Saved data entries
>> Start
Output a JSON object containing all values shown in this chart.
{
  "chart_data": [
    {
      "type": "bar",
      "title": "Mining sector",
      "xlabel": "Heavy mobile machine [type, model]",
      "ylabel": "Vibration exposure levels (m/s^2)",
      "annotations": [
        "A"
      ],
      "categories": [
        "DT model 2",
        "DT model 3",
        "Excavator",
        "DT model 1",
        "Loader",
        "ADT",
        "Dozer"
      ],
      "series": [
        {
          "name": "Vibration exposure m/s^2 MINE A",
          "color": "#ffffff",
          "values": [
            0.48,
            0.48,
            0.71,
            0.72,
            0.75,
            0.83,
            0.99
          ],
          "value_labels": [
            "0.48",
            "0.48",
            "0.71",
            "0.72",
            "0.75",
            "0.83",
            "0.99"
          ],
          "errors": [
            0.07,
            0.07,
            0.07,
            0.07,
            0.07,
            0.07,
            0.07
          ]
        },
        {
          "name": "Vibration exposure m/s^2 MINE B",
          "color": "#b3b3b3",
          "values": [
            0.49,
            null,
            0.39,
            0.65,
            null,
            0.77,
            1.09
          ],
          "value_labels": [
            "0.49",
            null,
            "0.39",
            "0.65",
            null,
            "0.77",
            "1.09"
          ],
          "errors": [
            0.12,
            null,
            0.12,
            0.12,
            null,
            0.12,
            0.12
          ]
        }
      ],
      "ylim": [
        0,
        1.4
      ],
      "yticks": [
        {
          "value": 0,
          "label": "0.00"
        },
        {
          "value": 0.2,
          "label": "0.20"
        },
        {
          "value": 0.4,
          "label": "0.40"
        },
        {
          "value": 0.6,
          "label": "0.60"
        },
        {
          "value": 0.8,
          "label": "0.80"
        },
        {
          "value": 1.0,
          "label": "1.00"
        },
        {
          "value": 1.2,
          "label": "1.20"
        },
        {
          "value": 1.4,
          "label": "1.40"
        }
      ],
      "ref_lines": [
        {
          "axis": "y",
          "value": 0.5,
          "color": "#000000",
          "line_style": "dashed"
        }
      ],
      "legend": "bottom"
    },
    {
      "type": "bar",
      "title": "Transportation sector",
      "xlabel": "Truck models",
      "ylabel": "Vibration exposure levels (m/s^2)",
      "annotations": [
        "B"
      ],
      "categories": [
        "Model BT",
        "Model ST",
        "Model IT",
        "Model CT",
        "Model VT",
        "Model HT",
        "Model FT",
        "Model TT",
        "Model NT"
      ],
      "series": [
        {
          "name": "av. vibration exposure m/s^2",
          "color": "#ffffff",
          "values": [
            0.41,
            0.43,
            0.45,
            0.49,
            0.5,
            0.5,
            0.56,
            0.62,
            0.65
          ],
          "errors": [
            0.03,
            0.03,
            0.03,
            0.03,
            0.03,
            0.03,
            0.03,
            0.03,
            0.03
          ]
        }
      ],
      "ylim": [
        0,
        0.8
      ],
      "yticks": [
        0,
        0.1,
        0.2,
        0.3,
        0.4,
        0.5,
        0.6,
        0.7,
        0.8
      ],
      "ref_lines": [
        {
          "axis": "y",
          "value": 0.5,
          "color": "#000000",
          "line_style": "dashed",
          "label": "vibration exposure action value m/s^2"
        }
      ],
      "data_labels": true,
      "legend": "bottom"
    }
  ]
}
>> End
**Stated problem:**
Extract all lines from the material above that include the word "MINE".

**Exercise answer:**
          "name": "Vibration exposure m/s^2 MINE A",
          "name": "Vibration exposure m/s^2 MINE B",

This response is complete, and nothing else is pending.